#### Entries provided:
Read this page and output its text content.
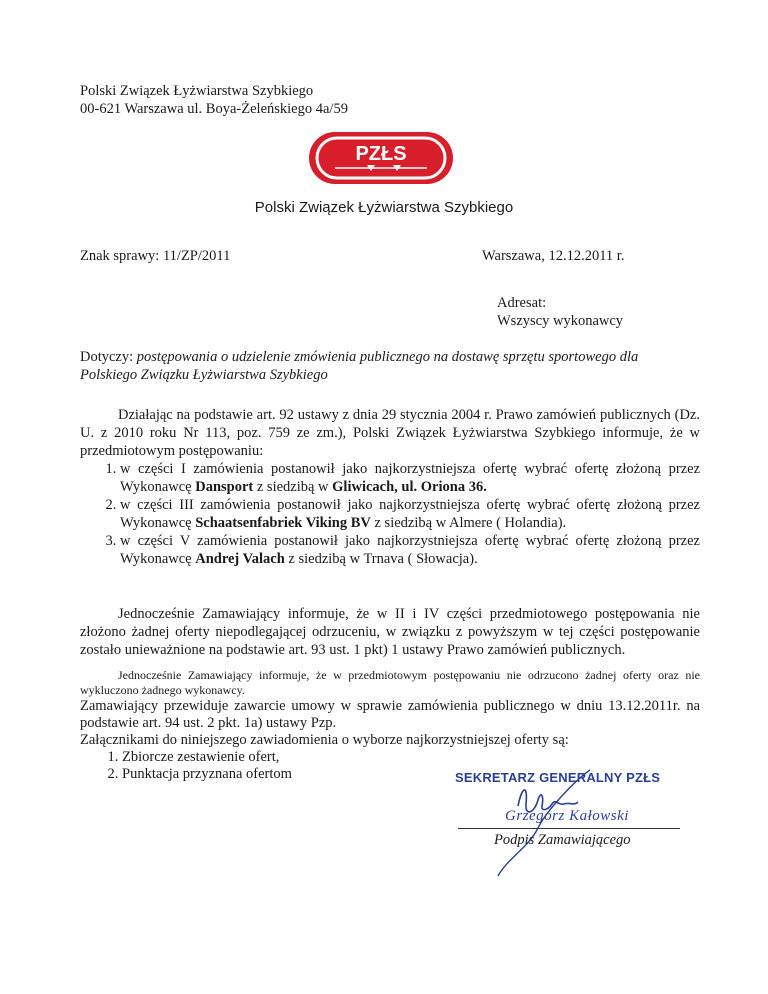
Polski Związek Łyżwiarstwa Szybkiego
00-621 Warszawa ul. Boya-Żeleńskiego 4a/59
PZŁS
Polski Związek Łyżwiarstwa Szybkiego
Znak sprawy: 11/ZP/2011	Warszawa, 12.12.2011 r.
Adresat:
Wszyscy wykonawcy
Dotyczy: postępowania o udzielenie zmówienia publicznego na dostawę sprzętu sportowego dla Polskiego Związku Łyżwiarstwa Szybkiego
Działając na podstawie art. 92 ustawy z dnia 29 stycznia 2004 r. Prawo zamówień publicznych (Dz. U. z 2010 roku Nr 113, poz. 759 ze zm.), Polski Związek Łyżwiarstwa Szybkiego informuje, że w przedmiotowym postępowaniu:
1. w części I zamówienia postanowił jako najkorzystniejsza ofertę wybrać ofertę złożoną przez Wykonawcę Dansport z siedzibą w Gliwicach, ul. Oriona 36.
2. w części III zamówienia postanowił jako najkorzystniejsza ofertę wybrać ofertę złożoną przez Wykonawcę Schaatsenfabriek Viking BV z siedzibą w Almere ( Holandia).
3. w części V zamówienia postanowił jako najkorzystniejsza ofertę wybrać ofertę złożoną przez Wykonawcę Andrej Valach z siedzibą w Trnava ( Słowacja).
Jednocześnie Zamawiający informuje, że w II i IV części przedmiotowego postępowania nie złożono żadnej oferty niepodlegającej odrzuceniu, w związku z powyższym w tej części postępowanie zostało unieważnione na podstawie art. 93 ust. 1 pkt) 1 ustawy Prawo zamówień publicznych.
Jednocześnie Zamawiający informuje, że w przedmiotowym postępowaniu nie odrzucono żadnej oferty oraz nie wykluczono żadnego wykonawcy.
Zamawiający przewiduje zawarcie umowy w sprawie zamówienia publicznego w dniu 13.12.2011r. na podstawie art. 94 ust. 2 pkt. 1a) ustawy Pzp.
Załącznikami do niniejszego zawiadomienia o wyborze najkorzystniejszej oferty są:
1. Zbiorcze zestawienie ofert,
2. Punktacja przyznana ofertom	SEKRETARZ GENERALNY PZŁS
Grzegorz Kałowski
Podpis Zamawiającego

#### Given instruction:
Return every line of the records exactly as given, pictures excluded.

#### Reply:
Read this page and output its text content.
Polski Związek Łyżwiarstwa Szybkiego
00-621 Warszawa ul. Boya-Żeleńskiego 4a/59
PZŁS
Polski Związek Łyżwiarstwa Szybkiego
Znak sprawy: 11/ZP/2011	Warszawa, 12.12.2011 r.
Adresat:
Wszyscy wykonawcy
Dotyczy: postępowania o udzielenie zmówienia publicznego na dostawę sprzętu sportowego dla Polskiego Związku Łyżwiarstwa Szybkiego
Działając na podstawie art. 92 ustawy z dnia 29 stycznia 2004 r. Prawo zamówień publicznych (Dz. U. z 2010 roku Nr 113, poz. 759 ze zm.), Polski Związek Łyżwiarstwa Szybkiego informuje, że w przedmiotowym postępowaniu:
1. w części I zamówienia postanowił jako najkorzystniejsza ofertę wybrać ofertę złożoną przez Wykonawcę Dansport z siedzibą w Gliwicach, ul. Oriona 36.
2. w części III zamówienia postanowił jako najkorzystniejsza ofertę wybrać ofertę złożoną przez Wykonawcę Schaatsenfabriek Viking BV z siedzibą w Almere ( Holandia).
3. w części V zamówienia postanowił jako najkorzystniejsza ofertę wybrać ofertę złożoną przez Wykonawcę Andrej Valach z siedzibą w Trnava ( Słowacja).
Jednocześnie Zamawiający informuje, że w II i IV części przedmiotowego postępowania nie złożono żadnej oferty niepodlegającej odrzuceniu, w związku z powyższym w tej części postępowanie zostało unieważnione na podstawie art. 93 ust. 1 pkt) 1 ustawy Prawo zamówień publicznych.
Jednocześnie Zamawiający informuje, że w przedmiotowym postępowaniu nie odrzucono żadnej oferty oraz nie wykluczono żadnego wykonawcy.
Zamawiający przewiduje zawarcie umowy w sprawie zamówienia publicznego w dniu 13.12.2011r. na podstawie art. 94 ust. 2 pkt. 1a) ustawy Pzp.
Załącznikami do niniejszego zawiadomienia o wyborze najkorzystniejszej oferty są:
1. Zbiorcze zestawienie ofert,
2. Punktacja przyznana ofertom	SEKRETARZ GENERALNY PZŁS
Grzegorz Kałowski
Podpis Zamawiającego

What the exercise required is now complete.